Mediators of Inflammation (Jan 2020)
The Role of MIF-173G/C Gene Polymorphism in the Susceptibility of Autoimmune Diseases
Abstract
Some certain genetic polymorphisms have been considered to implicate in the pathogenesis and progression of autoimmune diseases and may predispose to an early stage of general autoimmune susceptibility. Recent studies have been conducted to investigate the association between macrophage migration inhibitory factor- (MIF-) 173G/C gene polymorphism and autoimmune diseases; however, the results were not exactly identical. In the present study, a systematic review and meta-analysis of case-control studies was performed to estimate the relationship. A comprehensive search of PubMed, Ebsco, EMbase, WanFang databases and CNKI was done. Odds ratio (ORs) and corresponding 95% confidence intervals (CIs) were combined to pool the effect size. The publication bias was examined by Begg’s funnel plots and Egger’s test. RevMan 5.3 and STATA 12.0 software were used for statistical processing. 23 papers were included, and the results revealed that MIF-173G/C was significantly associated with an increased risk of autoimmune diseases in five genetic models (recessive genetic model: OR=1.95, 95% CI: 1.52-2.50; dominant genetic model: OR=1.35, 95% CI: 1.24-1.46; allele model: OR=1.32, 95% CI: 1.23-1.41; homozygote model: OR=1.92, 95% CI: 1.57-2.35; heterozygote model: OR=4.92, 95% CI: 4.03-6.02), whether in Asia, Europe, or North America. Furthermore, subgroup analysis showed an increasing risk in rheumatoid arthritis (RA), ulcerative colitis (UC), Crohn’s disease (CD), atopic dermatitis (AD), Henoch-Schonlein purpura (HSP), and Henoch-Schonlein purpura nephritis (HSPN), but it was not related to the susceptibility of autoimmune hepatitis (AIH). Therefore, it could be considered that MIF-173G/C polymorphism could increase the susceptibility of autoimmune diseases, while there may be the discrepancy of disease entity.

DIRECTIONS FOR THIS TASK: For each statement, give yes or no to say whether it agrees with the abstract on MIF-173G/C gene polymorphism, and quote the words from the abstract that decide it. 1. The analysis drew on 23 papers. 2. The polymorphism was found to be related to the susceptibility of autoimmune hepatitis. 3. Publication bias was checked using Begg’s funnel plots and Egger’s test. The rows that follow come from a separate source.

(Dataset entries)
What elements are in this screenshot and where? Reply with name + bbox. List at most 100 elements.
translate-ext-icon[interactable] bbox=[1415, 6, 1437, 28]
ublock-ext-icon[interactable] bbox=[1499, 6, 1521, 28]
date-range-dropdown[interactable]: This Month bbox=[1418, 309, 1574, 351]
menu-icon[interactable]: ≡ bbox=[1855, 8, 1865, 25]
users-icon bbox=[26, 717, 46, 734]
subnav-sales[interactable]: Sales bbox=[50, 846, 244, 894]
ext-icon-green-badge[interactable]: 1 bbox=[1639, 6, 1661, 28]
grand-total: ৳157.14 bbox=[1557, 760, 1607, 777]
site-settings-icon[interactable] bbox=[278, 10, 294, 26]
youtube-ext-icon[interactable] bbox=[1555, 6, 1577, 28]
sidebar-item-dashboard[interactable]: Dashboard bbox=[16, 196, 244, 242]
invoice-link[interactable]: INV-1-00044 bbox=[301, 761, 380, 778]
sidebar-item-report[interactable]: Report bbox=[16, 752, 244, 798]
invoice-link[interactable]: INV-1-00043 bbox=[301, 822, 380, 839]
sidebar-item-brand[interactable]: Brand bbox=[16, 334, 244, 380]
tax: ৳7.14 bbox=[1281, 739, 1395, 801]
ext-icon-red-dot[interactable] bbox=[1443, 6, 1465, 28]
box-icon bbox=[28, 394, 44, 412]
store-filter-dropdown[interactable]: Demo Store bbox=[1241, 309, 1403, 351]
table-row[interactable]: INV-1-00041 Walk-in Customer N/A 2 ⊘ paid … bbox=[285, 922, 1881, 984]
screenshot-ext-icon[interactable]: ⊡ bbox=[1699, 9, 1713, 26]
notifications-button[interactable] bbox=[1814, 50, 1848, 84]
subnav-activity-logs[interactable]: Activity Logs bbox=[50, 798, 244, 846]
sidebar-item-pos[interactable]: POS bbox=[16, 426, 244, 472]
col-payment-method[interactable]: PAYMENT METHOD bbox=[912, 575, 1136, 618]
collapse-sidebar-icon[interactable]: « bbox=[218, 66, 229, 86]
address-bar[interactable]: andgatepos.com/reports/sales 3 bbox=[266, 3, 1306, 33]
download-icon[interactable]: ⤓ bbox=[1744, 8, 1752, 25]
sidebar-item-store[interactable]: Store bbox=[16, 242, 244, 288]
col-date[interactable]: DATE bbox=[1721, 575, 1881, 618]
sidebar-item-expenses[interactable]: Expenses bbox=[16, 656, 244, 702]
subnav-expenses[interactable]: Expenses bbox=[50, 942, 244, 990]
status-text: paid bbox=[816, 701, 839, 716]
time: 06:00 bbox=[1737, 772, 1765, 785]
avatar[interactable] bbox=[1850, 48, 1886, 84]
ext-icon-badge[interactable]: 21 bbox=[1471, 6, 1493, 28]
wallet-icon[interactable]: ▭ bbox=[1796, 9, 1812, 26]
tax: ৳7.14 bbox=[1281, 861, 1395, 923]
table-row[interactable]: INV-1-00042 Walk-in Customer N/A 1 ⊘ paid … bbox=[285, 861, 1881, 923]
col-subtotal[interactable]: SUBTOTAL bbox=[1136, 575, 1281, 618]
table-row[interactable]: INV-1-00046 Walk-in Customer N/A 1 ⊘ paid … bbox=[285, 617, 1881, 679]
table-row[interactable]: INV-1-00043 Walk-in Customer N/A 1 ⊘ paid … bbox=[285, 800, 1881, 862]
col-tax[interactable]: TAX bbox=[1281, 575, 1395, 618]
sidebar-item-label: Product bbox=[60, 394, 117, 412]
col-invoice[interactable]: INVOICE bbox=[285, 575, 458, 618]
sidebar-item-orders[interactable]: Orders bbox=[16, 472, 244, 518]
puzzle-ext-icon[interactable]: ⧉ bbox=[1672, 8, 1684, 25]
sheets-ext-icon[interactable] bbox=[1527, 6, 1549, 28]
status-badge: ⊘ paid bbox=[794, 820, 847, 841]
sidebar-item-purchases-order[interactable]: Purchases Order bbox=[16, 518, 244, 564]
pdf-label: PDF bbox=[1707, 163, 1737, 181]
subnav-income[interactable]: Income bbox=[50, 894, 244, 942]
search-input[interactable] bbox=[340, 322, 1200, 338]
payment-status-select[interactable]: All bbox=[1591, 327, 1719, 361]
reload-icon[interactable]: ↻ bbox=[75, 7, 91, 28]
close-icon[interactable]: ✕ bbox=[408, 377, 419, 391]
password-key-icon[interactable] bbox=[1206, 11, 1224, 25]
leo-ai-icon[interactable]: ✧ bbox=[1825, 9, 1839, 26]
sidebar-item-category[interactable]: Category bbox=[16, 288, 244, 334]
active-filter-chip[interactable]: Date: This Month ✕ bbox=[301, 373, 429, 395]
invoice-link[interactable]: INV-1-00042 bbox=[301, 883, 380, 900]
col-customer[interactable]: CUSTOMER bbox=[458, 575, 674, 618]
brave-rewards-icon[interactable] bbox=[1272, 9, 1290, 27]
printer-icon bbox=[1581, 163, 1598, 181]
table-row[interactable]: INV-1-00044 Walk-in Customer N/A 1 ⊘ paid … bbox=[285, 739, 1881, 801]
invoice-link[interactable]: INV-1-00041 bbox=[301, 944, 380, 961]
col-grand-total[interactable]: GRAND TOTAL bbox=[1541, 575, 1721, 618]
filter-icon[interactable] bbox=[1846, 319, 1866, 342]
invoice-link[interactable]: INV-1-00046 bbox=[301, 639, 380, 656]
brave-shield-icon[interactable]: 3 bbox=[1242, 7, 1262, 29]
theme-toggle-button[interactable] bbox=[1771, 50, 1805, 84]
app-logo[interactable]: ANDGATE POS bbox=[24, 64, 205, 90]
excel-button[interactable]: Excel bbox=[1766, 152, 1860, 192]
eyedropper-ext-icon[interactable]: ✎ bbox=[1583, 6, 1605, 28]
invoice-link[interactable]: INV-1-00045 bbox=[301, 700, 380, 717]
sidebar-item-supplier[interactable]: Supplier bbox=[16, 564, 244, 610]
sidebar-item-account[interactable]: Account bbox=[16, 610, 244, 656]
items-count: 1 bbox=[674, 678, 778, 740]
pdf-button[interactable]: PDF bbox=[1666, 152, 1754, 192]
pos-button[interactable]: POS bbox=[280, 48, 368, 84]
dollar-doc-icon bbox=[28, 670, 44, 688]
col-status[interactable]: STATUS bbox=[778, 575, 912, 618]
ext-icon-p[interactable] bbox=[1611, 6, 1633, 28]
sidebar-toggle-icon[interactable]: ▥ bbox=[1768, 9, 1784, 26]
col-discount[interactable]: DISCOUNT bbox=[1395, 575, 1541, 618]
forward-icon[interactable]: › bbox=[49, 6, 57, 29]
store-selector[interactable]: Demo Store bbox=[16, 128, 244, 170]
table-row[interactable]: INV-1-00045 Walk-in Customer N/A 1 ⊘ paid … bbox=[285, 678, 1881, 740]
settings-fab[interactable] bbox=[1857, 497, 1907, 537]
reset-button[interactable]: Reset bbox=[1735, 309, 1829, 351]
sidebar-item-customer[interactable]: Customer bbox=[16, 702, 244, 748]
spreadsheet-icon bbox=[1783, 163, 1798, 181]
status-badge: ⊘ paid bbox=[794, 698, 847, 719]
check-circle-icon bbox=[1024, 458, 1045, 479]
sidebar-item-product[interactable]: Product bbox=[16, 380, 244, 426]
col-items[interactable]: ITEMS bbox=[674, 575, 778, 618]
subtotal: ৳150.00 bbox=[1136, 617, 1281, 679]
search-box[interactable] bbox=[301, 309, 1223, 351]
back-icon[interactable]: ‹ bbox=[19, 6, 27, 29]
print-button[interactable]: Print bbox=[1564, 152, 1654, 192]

RESPONSE AREA:
1. Yes: "23 papers were included"
2. No: "but it was not related to the susceptibility of autoimmune hepatitis (AIH)"
3. Yes: "The publication bias was examined by Begg’s funnel plots and Egger’s test."